Work to do: Word for word, repeat the entries, minus the pictures.
--- BEGIN Exercise materials ---
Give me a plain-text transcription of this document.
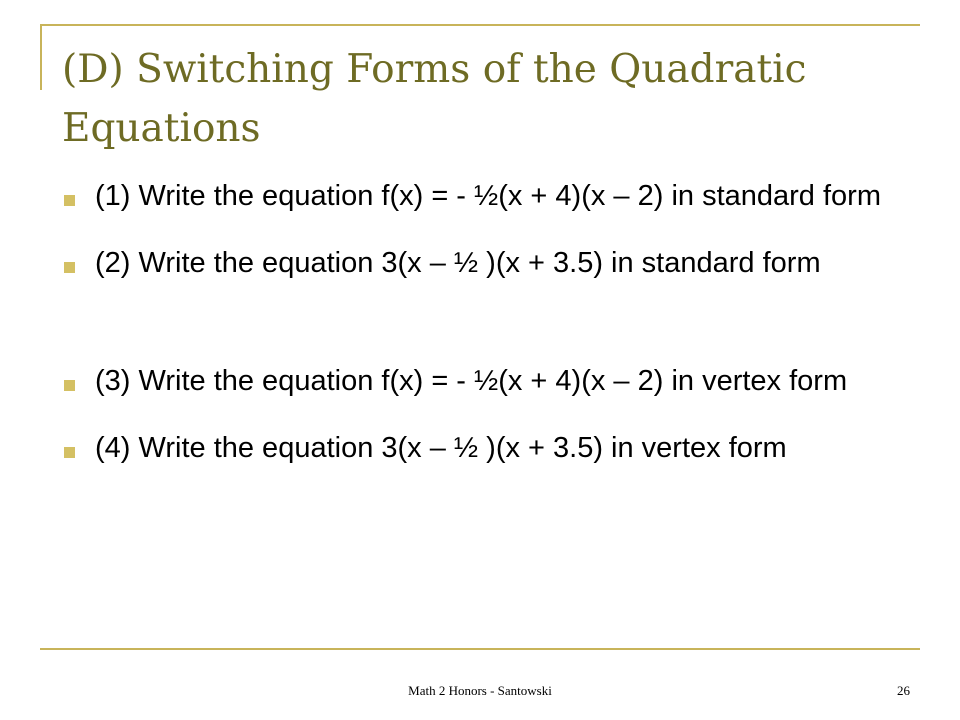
(D) Switching Forms of the Quadratic Equations
(1) Write the equation f(x) = - ½(x + 4)(x – 2) in standard form
(2) Write the equation 3(x – ½ )(x + 3.5) in standard form
(3) Write the equation f(x) = - ½(x + 4)(x – 2) in vertex form
(4) Write the equation 3(x – ½ )(x + 3.5) in vertex form
Math 2 Honors - Santowski	26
--- END Exercise materials ---
Exercise solution:
Give me a plain-text transcription of this document.
(D) Switching Forms of the Quadratic Equations
(1) Write the equation f(x) = - ½(x + 4)(x – 2) in standard form
(2) Write the equation 3(x – ½ )(x + 3.5) in standard form
(3) Write the equation f(x) = - ½(x + 4)(x – 2) in vertex form
(4) Write the equation 3(x – ½ )(x + 3.5) in vertex form
Math 2 Honors - Santowski	26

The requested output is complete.